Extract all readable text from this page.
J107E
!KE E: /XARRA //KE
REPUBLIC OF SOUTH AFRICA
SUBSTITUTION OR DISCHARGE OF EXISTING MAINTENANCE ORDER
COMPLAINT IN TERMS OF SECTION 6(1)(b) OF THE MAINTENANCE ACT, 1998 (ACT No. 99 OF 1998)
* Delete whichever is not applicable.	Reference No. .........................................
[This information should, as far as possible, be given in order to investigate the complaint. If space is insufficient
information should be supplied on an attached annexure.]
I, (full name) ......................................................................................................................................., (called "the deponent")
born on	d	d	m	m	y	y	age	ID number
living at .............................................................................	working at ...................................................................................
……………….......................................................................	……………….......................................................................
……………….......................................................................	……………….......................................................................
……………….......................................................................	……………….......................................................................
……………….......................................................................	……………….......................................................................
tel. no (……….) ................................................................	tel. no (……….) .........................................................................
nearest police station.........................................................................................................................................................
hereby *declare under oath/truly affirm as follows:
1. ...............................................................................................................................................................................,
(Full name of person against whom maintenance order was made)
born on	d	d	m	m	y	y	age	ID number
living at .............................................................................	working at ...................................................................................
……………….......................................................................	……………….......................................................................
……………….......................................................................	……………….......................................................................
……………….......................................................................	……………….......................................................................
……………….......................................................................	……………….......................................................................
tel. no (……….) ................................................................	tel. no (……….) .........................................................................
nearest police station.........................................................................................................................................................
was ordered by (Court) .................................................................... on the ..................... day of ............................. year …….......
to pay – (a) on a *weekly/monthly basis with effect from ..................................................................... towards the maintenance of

Aim of the task =>
Provide all the records again, word for word.

Task answer =>
Extract all readable text from this page.
J107E
!KE E: /XARRA //KE
REPUBLIC OF SOUTH AFRICA
SUBSTITUTION OR DISCHARGE OF EXISTING MAINTENANCE ORDER
COMPLAINT IN TERMS OF SECTION 6(1)(b) OF THE MAINTENANCE ACT, 1998 (ACT No. 99 OF 1998)
* Delete whichever is not applicable.	Reference No. .........................................
[This information should, as far as possible, be given in order to investigate the complaint. If space is insufficient
information should be supplied on an attached annexure.]
I, (full name) ......................................................................................................................................., (called "the deponent")
born on	d	d	m	m	y	y	age	ID number
living at .............................................................................	working at ...................................................................................
……………….......................................................................	……………….......................................................................
……………….......................................................................	……………….......................................................................
……………….......................................................................	……………….......................................................................
……………….......................................................................	……………….......................................................................
tel. no (……….) ................................................................	tel. no (……….) .........................................................................
nearest police station.........................................................................................................................................................
hereby *declare under oath/truly affirm as follows:
1. ...............................................................................................................................................................................,
(Full name of person against whom maintenance order was made)
born on	d	d	m	m	y	y	age	ID number
living at .............................................................................	working at ...................................................................................
……………….......................................................................	……………….......................................................................
……………….......................................................................	……………….......................................................................
……………….......................................................................	……………….......................................................................
……………….......................................................................	……………….......................................................................
tel. no (……….) ................................................................	tel. no (……….) .........................................................................
nearest police station.........................................................................................................................................................
was ordered by (Court) .................................................................... on the ..................... day of ............................. year …….......
to pay – (a) on a *weekly/monthly basis with effect from ..................................................................... towards the maintenance of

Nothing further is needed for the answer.